§ EXERCISE
Return each line of the listing below, unchanged, and omit the images.

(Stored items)
+++

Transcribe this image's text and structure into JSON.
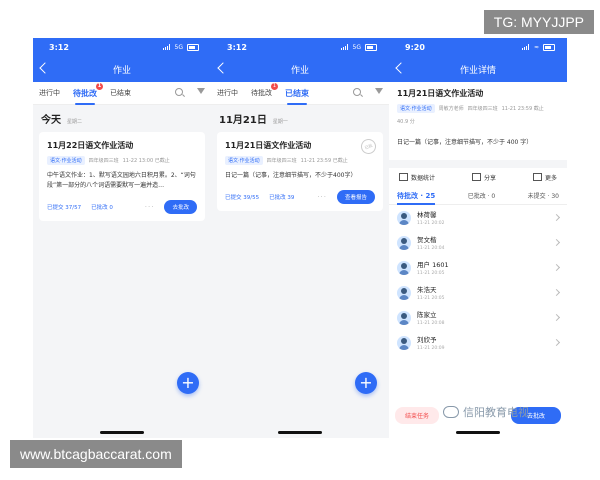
{
  "watermarks": {
    "top_right": "TG: MYYJJPP",
    "bottom_left": "www.btcagbaccarat.com",
    "logo_text": "信阳教育电视"
  },
  "colors": {
    "primary": "#2f6cf6",
    "badge": "#f24b4b"
  },
  "screen1": {
    "time": "3:12",
    "net": "5G",
    "nav_title": "作业",
    "tabs": [
      "进行中",
      "待批改",
      "已结束"
    ],
    "badge": "1",
    "date": "今天",
    "weekday": "星期二",
    "card": {
      "title": "11月22日语文作业活动",
      "tag": "语文·作业活动",
      "class": "四年级四三班",
      "deadline": "11-22 13:00 已截止",
      "content": "中午语文作业：1、默写语文园地六日积月累。2、“词句段”第一部分的八个词语需要默写一遍并造…",
      "submitted": "已提交 37/57",
      "graded": "已批改 0",
      "dots": "···",
      "action": "去批改"
    }
  },
  "screen2": {
    "time": "3:12",
    "net": "5G",
    "nav_title": "作业",
    "tabs": [
      "进行中",
      "待批改",
      "已结束"
    ],
    "badge": "1",
    "date": "11月21日",
    "weekday": "星期一",
    "card": {
      "title": "11月21日语文作业活动",
      "tag": "语文·作业活动",
      "class": "四年级四三班",
      "deadline": "11-21 23:59 已截止",
      "content": "日记一篇（记事，注意细节描写，不少于400字）",
      "submitted": "已提交 39/55",
      "graded": "已批改 39",
      "dots": "···",
      "action": "查看报告",
      "stamp": "已批"
    }
  },
  "screen3": {
    "time": "9:20",
    "nav_title": "作业详情",
    "title": "11月21日语文作业活动",
    "tag": "语文·作业活动",
    "teacher": "周敏方老师",
    "class": "四年级四三班",
    "deadline": "11-21 23:59 截止",
    "score": "40.9 分",
    "content": "日记一篇（记事，注意细节描写，不少于 400 字）",
    "actions": [
      "数据统计",
      "分享",
      "更多"
    ],
    "progress_tabs": [
      "待批改 · 25",
      "已批改 · 0",
      "未提交 · 30"
    ],
    "students": [
      {
        "name": "林荷馨",
        "time": "11-21 20:02"
      },
      {
        "name": "贺文楷",
        "time": "11-21 20:04"
      },
      {
        "name": "用户 1601",
        "time": "11-21 20:05"
      },
      {
        "name": "朱浩天",
        "time": "11-21 20:05"
      },
      {
        "name": "陈家立",
        "time": "11-21 20:08"
      },
      {
        "name": "刘欣予",
        "time": "11-21 20:09"
      }
    ],
    "end_button": "结束任务",
    "grade_button": "去批改"
  }
}
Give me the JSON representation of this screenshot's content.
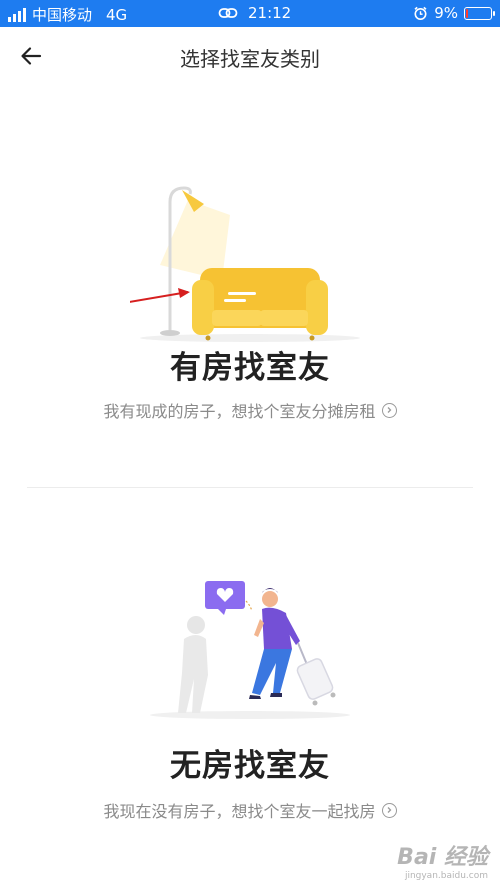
{
  "status_bar": {
    "carrier": "中国移动",
    "network": "4G",
    "time": "21:12",
    "battery": "9%",
    "battery_level": 0.09,
    "battery_color": "#ff3b30",
    "bar_color": "#1e7cf0"
  },
  "header": {
    "title": "选择找室友类别",
    "back_icon": "arrow-left-icon"
  },
  "options": [
    {
      "title": "有房找室友",
      "description": "我有现成的房子，想找个室友分摊房租",
      "illustration": "sofa-lamp",
      "chevron_icon": "chevron-right-circle-icon"
    },
    {
      "title": "无房找室友",
      "description": "我现在没有房子，想找个室友一起找房",
      "illustration": "traveler-with-suitcase",
      "chevron_icon": "chevron-right-circle-icon"
    }
  ],
  "watermark": {
    "main": "Bai 经验",
    "sub": "jingyan.baidu.com"
  }
}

+++

§ WRITTEN SOLUTION
Transcribe this image's text and structure into JSON.
{
  "watermarks": {
    "top_right": "TG: MYYJJPP",
    "bottom_left": "www.btcagbaccarat.com",
    "logo_text": "信阳教育电视"
  },
  "colors": {
    "primary": "#2f6cf6",
    "badge": "#f24b4b"
  },
  "screen1": {
    "time": "3:12",
    "net": "5G",
    "nav_title": "作业",
    "tabs": [
      "进行中",
      "待批改",
      "已结束"
    ],
    "badge": "1",
    "date": "今天",
    "weekday": "星期二",
    "card": {
      "title": "11月22日语文作业活动",
      "tag": "语文·作业活动",
      "class": "四年级四三班",
      "deadline": "11-22 13:00 已截止",
      "content": "中午语文作业：1、默写语文园地六日积月累。2、“词句段”第一部分的八个词语需要默写一遍并造…",
      "submitted": "已提交 37/57",
      "graded": "已批改 0",
      "dots": "···",
      "action": "去批改"
    }
  },
  "screen2": {
    "time": "3:12",
    "net": "5G",
    "nav_title": "作业",
    "tabs": [
      "进行中",
      "待批改",
      "已结束"
    ],
    "badge": "1",
    "date": "11月21日",
    "weekday": "星期一",
    "card": {
      "title": "11月21日语文作业活动",
      "tag": "语文·作业活动",
      "class": "四年级四三班",
      "deadline": "11-21 23:59 已截止",
      "content": "日记一篇（记事，注意细节描写，不少于400字）",
      "submitted": "已提交 39/55",
      "graded": "已批改 39",
      "dots": "···",
      "action": "查看报告",
      "stamp": "已批"
    }
  },
  "screen3": {
    "time": "9:20",
    "nav_title": "作业详情",
    "title": "11月21日语文作业活动",
    "tag": "语文·作业活动",
    "teacher": "周敏方老师",
    "class": "四年级四三班",
    "deadline": "11-21 23:59 截止",
    "score": "40.9 分",
    "content": "日记一篇（记事，注意细节描写，不少于 400 字）",
    "actions": [
      "数据统计",
      "分享",
      "更多"
    ],
    "progress_tabs": [
      "待批改 · 25",
      "已批改 · 0",
      "未提交 · 30"
    ],
    "students": [
      {
        "name": "林荷馨",
        "time": "11-21 20:02"
      },
      {
        "name": "贺文楷",
        "time": "11-21 20:04"
      },
      {
        "name": "用户 1601",
        "time": "11-21 20:05"
      },
      {
        "name": "朱浩天",
        "time": "11-21 20:05"
      },
      {
        "name": "陈家立",
        "time": "11-21 20:08"
      },
      {
        "name": "刘欣予",
        "time": "11-21 20:09"
      }
    ],
    "end_button": "结束任务",
    "grade_button": "去批改"
  }
}
Give me the JSON representation of this screenshot's content.
{
  "status_bar": {
    "carrier": "中国移动",
    "network": "4G",
    "time": "21:12",
    "battery": "9%",
    "battery_level": 0.09,
    "battery_color": "#ff3b30",
    "bar_color": "#1e7cf0"
  },
  "header": {
    "title": "选择找室友类别",
    "back_icon": "arrow-left-icon"
  },
  "options": [
    {
      "title": "有房找室友",
      "description": "我有现成的房子，想找个室友分摊房租",
      "illustration": "sofa-lamp",
      "chevron_icon": "chevron-right-circle-icon"
    },
    {
      "title": "无房找室友",
      "description": "我现在没有房子，想找个室友一起找房",
      "illustration": "traveler-with-suitcase",
      "chevron_icon": "chevron-right-circle-icon"
    }
  ],
  "watermark": {
    "main": "Bai 经验",
    "sub": "jingyan.baidu.com"
  }
}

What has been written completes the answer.